**INPUT FOR THIS TASK**
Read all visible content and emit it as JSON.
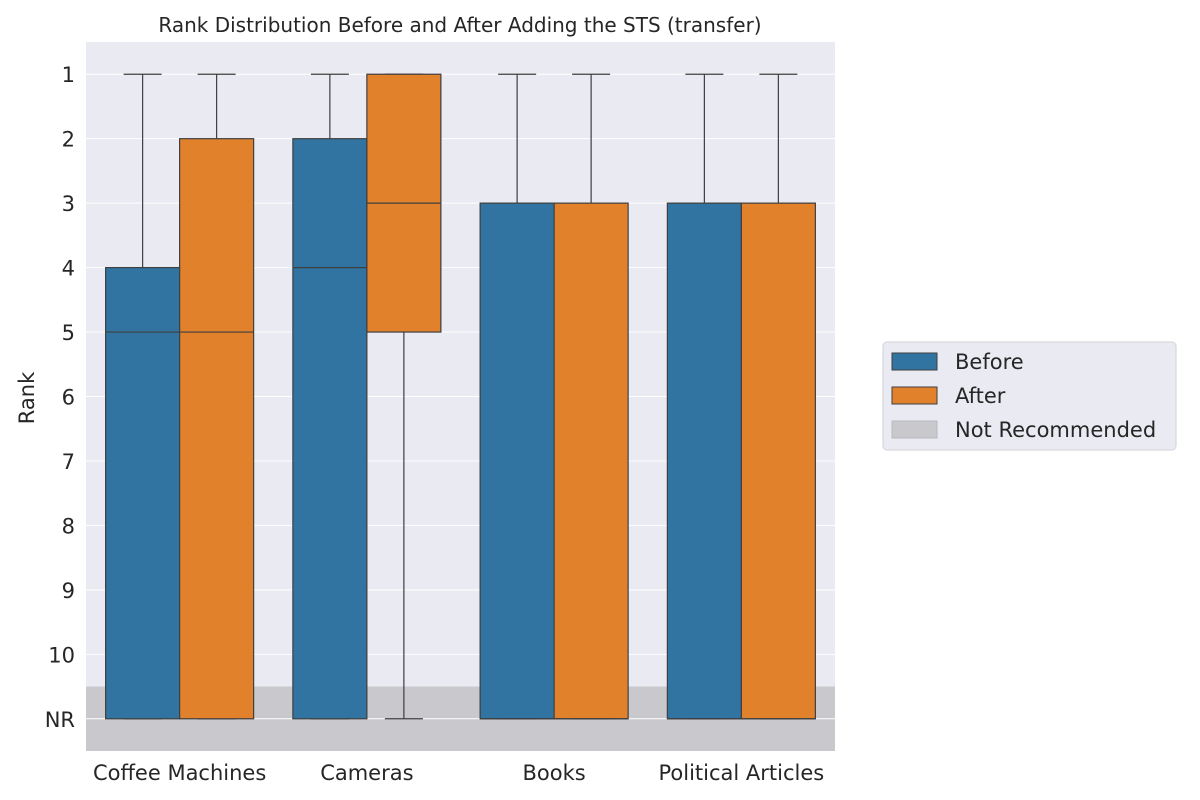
{
  "chart_data": {
    "type": "boxplot",
    "title": "Rank Distribution Before and After Adding the STS (transfer)",
    "ylabel": "Rank",
    "xlabel": "",
    "categories": [
      "Coffee Machines",
      "Cameras",
      "Books",
      "Political Articles"
    ],
    "y_ticks": [
      "1",
      "2",
      "3",
      "4",
      "5",
      "6",
      "7",
      "8",
      "9",
      "10",
      "NR"
    ],
    "y_tick_values": [
      1,
      2,
      3,
      4,
      5,
      6,
      7,
      8,
      9,
      10,
      11
    ],
    "ylim": [
      0.5,
      11.5
    ],
    "y_inverted": true,
    "not_recommended_band": [
      10.5,
      11.5
    ],
    "grid": true,
    "legend_placement": "center-right, outside",
    "legend": [
      "Before",
      "After",
      "Not Recommended"
    ],
    "colors": {
      "Before": "#3274a1",
      "After": "#e1812c",
      "Not Recommended": "#c8c8cd",
      "background": "#eaeaf2"
    },
    "series": [
      {
        "name": "Before",
        "boxes": [
          {
            "category": "Coffee Machines",
            "whisker_low": 1,
            "q1": 4,
            "median": 5,
            "q3": 11,
            "whisker_high": 11
          },
          {
            "category": "Cameras",
            "whisker_low": 1,
            "q1": 2,
            "median": 4,
            "q3": 11,
            "whisker_high": 11
          },
          {
            "category": "Books",
            "whisker_low": 1,
            "q1": 3,
            "median": 11,
            "q3": 11,
            "whisker_high": 11
          },
          {
            "category": "Political Articles",
            "whisker_low": 1,
            "q1": 3,
            "median": 11,
            "q3": 11,
            "whisker_high": 11
          }
        ]
      },
      {
        "name": "After",
        "boxes": [
          {
            "category": "Coffee Machines",
            "whisker_low": 1,
            "q1": 2,
            "median": 5,
            "q3": 11,
            "whisker_high": 11
          },
          {
            "category": "Cameras",
            "whisker_low": 1,
            "q1": 1,
            "median": 3,
            "q3": 5,
            "whisker_high": 11
          },
          {
            "category": "Books",
            "whisker_low": 1,
            "q1": 3,
            "median": 11,
            "q3": 11,
            "whisker_high": 11
          },
          {
            "category": "Political Articles",
            "whisker_low": 1,
            "q1": 3,
            "median": 11,
            "q3": 11,
            "whisker_high": 11
          }
        ]
      }
    ]
  }
}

**DO THIS**
Write out the records above exactly as they stand, leaving out every picture.

**EXERCISE SOLUTION**
Read all visible content and emit it as JSON.
{
  "chart_data": {
    "type": "boxplot",
    "title": "Rank Distribution Before and After Adding the STS (transfer)",
    "ylabel": "Rank",
    "xlabel": "",
    "categories": [
      "Coffee Machines",
      "Cameras",
      "Books",
      "Political Articles"
    ],
    "y_ticks": [
      "1",
      "2",
      "3",
      "4",
      "5",
      "6",
      "7",
      "8",
      "9",
      "10",
      "NR"
    ],
    "y_tick_values": [
      1,
      2,
      3,
      4,
      5,
      6,
      7,
      8,
      9,
      10,
      11
    ],
    "ylim": [
      0.5,
      11.5
    ],
    "y_inverted": true,
    "not_recommended_band": [
      10.5,
      11.5
    ],
    "grid": true,
    "legend_placement": "center-right, outside",
    "legend": [
      "Before",
      "After",
      "Not Recommended"
    ],
    "colors": {
      "Before": "#3274a1",
      "After": "#e1812c",
      "Not Recommended": "#c8c8cd",
      "background": "#eaeaf2"
    },
    "series": [
      {
        "name": "Before",
        "boxes": [
          {
            "category": "Coffee Machines",
            "whisker_low": 1,
            "q1": 4,
            "median": 5,
            "q3": 11,
            "whisker_high": 11
          },
          {
            "category": "Cameras",
            "whisker_low": 1,
            "q1": 2,
            "median": 4,
            "q3": 11,
            "whisker_high": 11
          },
          {
            "category": "Books",
            "whisker_low": 1,
            "q1": 3,
            "median": 11,
            "q3": 11,
            "whisker_high": 11
          },
          {
            "category": "Political Articles",
            "whisker_low": 1,
            "q1": 3,
            "median": 11,
            "q3": 11,
            "whisker_high": 11
          }
        ]
      },
      {
        "name": "After",
        "boxes": [
          {
            "category": "Coffee Machines",
            "whisker_low": 1,
            "q1": 2,
            "median": 5,
            "q3": 11,
            "whisker_high": 11
          },
          {
            "category": "Cameras",
            "whisker_low": 1,
            "q1": 1,
            "median": 3,
            "q3": 5,
            "whisker_high": 11
          },
          {
            "category": "Books",
            "whisker_low": 1,
            "q1": 3,
            "median": 11,
            "q3": 11,
            "whisker_high": 11
          },
          {
            "category": "Political Articles",
            "whisker_low": 1,
            "q1": 3,
            "median": 11,
            "q3": 11,
            "whisker_high": 11
          }
        ]
      }
    ]
  }
}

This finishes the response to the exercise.